→ Task details: Reproduce the listing below word for word, with no pictures.

● ● ● ●

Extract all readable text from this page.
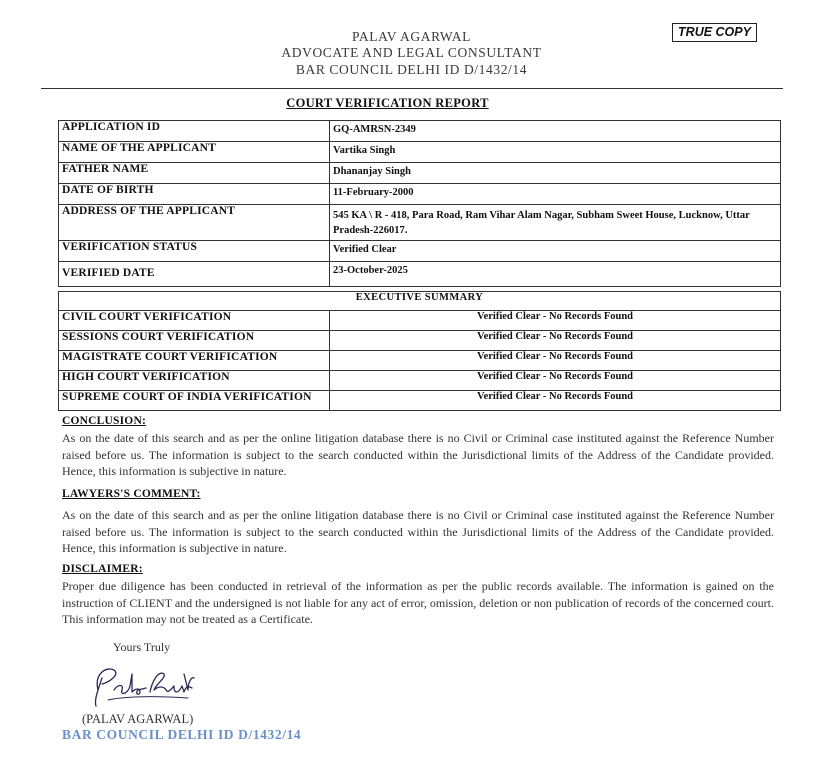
PALAV AGARWAL
ADVOCATE AND LEGAL CONSULTANT
BAR COUNCIL DELHI ID D/1432/14
TRUE COPY
COURT VERIFICATION REPORT
APPLICATION ID	GQ-AMRSN-2349
NAME OF THE APPLICANT	Vartika Singh
FATHER NAME	Dhananjay Singh
DATE OF BIRTH	11-February-2000
ADDRESS OF THE APPLICANT	545 KA \ R - 418, Para Road, Ram Vihar Alam Nagar, Subham Sweet House, Lucknow, Uttar Pradesh-226017.
VERIFICATION STATUS	Verified Clear
VERIFIED DATE	23-October-2025
EXECUTIVE SUMMARY	
CIVIL COURT VERIFICATION	Verified Clear - No Records Found
SESSIONS COURT VERIFICATION	Verified Clear - No Records Found
MAGISTRATE COURT VERIFICATION	Verified Clear - No Records Found
HIGH COURT VERIFICATION	Verified Clear - No Records Found
SUPREME COURT OF INDIA VERIFICATION	Verified Clear - No Records Found
CONCLUSION:
As on the date of this search and as per the online litigation database there is no Civil or Criminal case instituted against the Reference Number raised before us. The information is subject to the search conducted within the Jurisdictional limits of the Address of the Candidate provided. Hence, this information is subjective in nature.
LAWYERS'S COMMENT:
As on the date of this search and as per the online litigation database there is no Civil or Criminal case instituted against the Reference Number raised before us. The information is subject to the search conducted within the Jurisdictional limits of the Address of the Candidate provided. Hence, this information is subjective in nature.
DISCLAIMER:
Proper due diligence has been conducted in retrieval of the information as per the public records available. The information is gained on the instruction of CLIENT and the undersigned is not liable for any act of error, omission, deletion or non publication of records of the concerned court. This information may not be treated as a Certificate.
Yours Truly
(PALAV AGARWAL)
BAR COUNCIL DELHI ID D/1432/14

● ● ● ●

→ Response to the exercise:
Extract all readable text from this page.
PALAV AGARWAL
ADVOCATE AND LEGAL CONSULTANT
BAR COUNCIL DELHI ID D/1432/14
TRUE COPY
COURT VERIFICATION REPORT
APPLICATION ID	GQ-AMRSN-2349
NAME OF THE APPLICANT	Vartika Singh
FATHER NAME	Dhananjay Singh
DATE OF BIRTH	11-February-2000
ADDRESS OF THE APPLICANT	545 KA \ R - 418, Para Road, Ram Vihar Alam Nagar, Subham Sweet House, Lucknow, Uttar Pradesh-226017.
VERIFICATION STATUS	Verified Clear
VERIFIED DATE	23-October-2025
EXECUTIVE SUMMARY	
CIVIL COURT VERIFICATION	Verified Clear - No Records Found
SESSIONS COURT VERIFICATION	Verified Clear - No Records Found
MAGISTRATE COURT VERIFICATION	Verified Clear - No Records Found
HIGH COURT VERIFICATION	Verified Clear - No Records Found
SUPREME COURT OF INDIA VERIFICATION	Verified Clear - No Records Found
CONCLUSION:
As on the date of this search and as per the online litigation database there is no Civil or Criminal case instituted against the Reference Number raised before us. The information is subject to the search conducted within the Jurisdictional limits of the Address of the Candidate provided. Hence, this information is subjective in nature.
LAWYERS'S COMMENT:
As on the date of this search and as per the online litigation database there is no Civil or Criminal case instituted against the Reference Number raised before us. The information is subject to the search conducted within the Jurisdictional limits of the Address of the Candidate provided. Hence, this information is subjective in nature.
DISCLAIMER:
Proper due diligence has been conducted in retrieval of the information as per the public records available. The information is gained on the instruction of CLIENT and the undersigned is not liable for any act of error, omission, deletion or non publication of records of the concerned court. This information may not be treated as a Certificate.
Yours Truly
(PALAV AGARWAL)
BAR COUNCIL DELHI ID D/1432/14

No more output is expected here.